§ **WORK TO COMPLETE**
From the entries below, copy out every line with "active" in it.

##########

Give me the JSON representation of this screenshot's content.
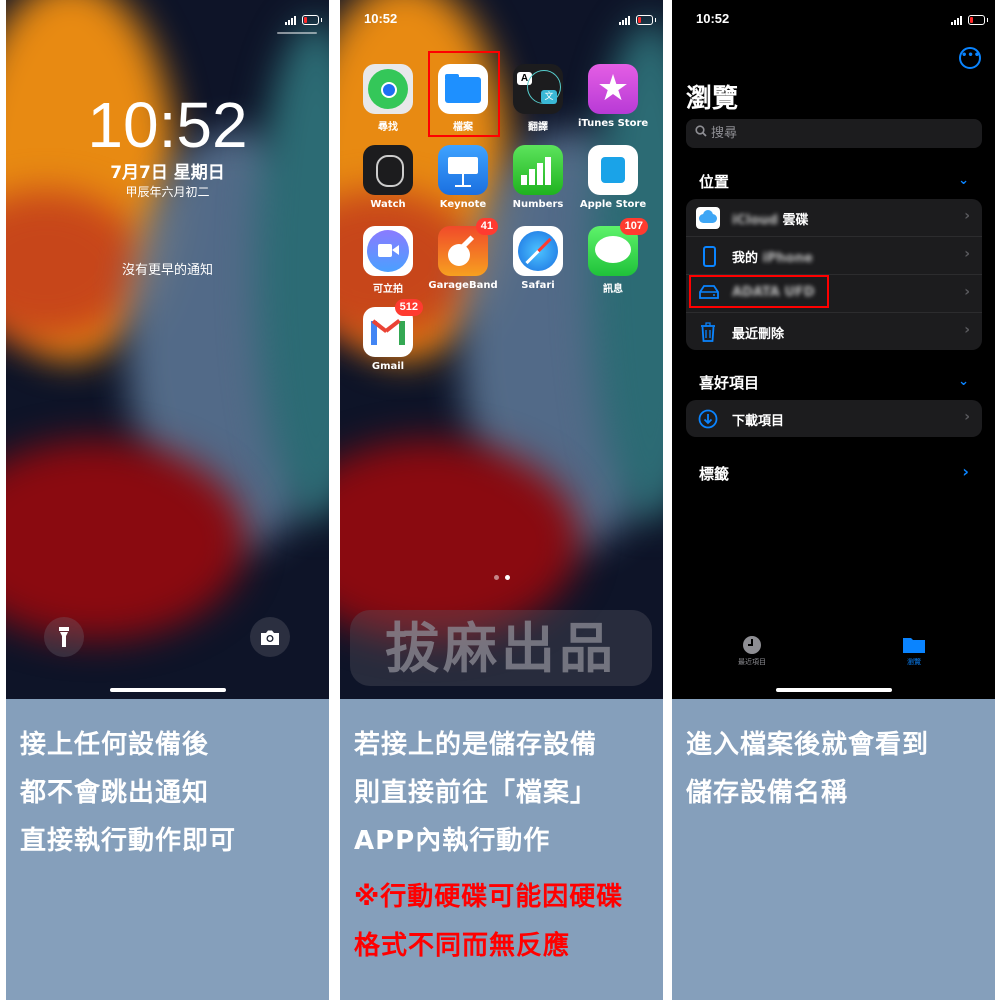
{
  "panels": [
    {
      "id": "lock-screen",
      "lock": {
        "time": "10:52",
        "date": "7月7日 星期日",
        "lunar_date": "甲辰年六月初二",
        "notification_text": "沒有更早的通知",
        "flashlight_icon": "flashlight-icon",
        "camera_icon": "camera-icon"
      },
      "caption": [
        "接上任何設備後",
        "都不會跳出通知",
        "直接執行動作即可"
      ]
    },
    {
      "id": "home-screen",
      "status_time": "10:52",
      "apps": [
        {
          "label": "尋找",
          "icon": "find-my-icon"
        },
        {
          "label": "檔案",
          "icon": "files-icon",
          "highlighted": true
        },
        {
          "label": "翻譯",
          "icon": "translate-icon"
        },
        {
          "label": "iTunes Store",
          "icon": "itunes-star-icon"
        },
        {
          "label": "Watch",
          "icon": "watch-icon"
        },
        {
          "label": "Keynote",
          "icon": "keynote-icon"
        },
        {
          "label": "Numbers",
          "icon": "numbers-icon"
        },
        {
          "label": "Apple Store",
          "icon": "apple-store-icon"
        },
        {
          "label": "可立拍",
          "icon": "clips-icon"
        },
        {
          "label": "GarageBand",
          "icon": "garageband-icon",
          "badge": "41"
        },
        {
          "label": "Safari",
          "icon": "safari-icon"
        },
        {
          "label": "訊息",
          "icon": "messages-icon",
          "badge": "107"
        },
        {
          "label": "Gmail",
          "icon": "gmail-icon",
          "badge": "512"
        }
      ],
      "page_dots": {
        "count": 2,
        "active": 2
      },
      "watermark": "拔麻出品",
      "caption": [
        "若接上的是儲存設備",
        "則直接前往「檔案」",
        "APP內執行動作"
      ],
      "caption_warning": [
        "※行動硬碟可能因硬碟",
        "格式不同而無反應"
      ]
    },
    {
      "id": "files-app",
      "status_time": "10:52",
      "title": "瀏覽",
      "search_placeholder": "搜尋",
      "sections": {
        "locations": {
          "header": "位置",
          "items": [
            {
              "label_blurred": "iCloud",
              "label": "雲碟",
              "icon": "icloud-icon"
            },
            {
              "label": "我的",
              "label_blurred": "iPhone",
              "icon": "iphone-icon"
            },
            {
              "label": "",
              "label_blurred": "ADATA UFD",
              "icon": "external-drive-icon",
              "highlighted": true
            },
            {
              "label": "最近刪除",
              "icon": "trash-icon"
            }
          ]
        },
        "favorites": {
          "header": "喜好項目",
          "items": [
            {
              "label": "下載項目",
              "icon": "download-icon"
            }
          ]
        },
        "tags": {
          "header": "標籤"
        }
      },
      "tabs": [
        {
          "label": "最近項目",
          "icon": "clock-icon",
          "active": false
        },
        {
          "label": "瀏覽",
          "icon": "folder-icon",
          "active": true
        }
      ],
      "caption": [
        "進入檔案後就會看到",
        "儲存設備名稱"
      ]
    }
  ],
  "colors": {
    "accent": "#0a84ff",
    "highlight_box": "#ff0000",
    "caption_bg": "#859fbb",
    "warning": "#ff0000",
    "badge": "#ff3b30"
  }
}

##########

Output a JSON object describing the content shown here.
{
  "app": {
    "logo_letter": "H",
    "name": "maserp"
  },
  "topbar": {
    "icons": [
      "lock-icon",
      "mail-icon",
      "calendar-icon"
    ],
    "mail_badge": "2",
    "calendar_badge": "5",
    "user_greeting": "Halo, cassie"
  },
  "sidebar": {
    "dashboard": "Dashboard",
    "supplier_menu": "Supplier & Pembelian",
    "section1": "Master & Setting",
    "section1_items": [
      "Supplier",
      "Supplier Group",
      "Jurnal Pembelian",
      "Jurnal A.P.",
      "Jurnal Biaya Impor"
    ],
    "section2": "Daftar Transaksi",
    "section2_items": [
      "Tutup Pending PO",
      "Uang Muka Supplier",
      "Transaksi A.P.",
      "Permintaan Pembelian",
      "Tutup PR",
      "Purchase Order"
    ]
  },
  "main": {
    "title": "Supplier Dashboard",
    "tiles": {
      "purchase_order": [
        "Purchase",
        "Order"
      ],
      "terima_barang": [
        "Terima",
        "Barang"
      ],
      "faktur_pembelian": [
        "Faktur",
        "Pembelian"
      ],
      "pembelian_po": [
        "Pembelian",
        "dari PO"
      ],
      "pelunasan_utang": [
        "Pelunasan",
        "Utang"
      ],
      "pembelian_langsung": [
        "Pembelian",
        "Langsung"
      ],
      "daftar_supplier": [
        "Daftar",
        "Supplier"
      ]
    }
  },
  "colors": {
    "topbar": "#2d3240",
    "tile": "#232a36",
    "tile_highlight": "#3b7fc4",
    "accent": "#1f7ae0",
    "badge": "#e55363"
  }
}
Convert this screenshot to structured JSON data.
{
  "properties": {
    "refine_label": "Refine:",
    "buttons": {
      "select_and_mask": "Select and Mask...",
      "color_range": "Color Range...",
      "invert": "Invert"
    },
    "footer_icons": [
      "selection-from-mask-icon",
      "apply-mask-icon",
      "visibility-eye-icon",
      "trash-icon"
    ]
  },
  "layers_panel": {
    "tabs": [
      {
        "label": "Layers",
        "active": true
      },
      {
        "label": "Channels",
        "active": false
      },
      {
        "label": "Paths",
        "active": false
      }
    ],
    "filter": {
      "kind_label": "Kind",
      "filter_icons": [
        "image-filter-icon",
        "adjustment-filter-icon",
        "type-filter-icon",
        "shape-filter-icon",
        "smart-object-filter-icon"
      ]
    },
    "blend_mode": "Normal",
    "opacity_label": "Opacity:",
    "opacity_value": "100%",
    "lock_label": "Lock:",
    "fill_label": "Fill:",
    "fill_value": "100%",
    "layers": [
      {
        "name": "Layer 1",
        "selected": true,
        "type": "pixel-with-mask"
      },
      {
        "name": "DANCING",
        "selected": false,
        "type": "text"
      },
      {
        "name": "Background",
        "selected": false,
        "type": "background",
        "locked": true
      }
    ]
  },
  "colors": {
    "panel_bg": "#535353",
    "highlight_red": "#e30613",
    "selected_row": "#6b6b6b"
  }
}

##########

§ **OUTPUT FOR THIS EXERCISE**
        "active": 2
          "active": false
          "active": true
        "active": true
        "active": false
        "active": false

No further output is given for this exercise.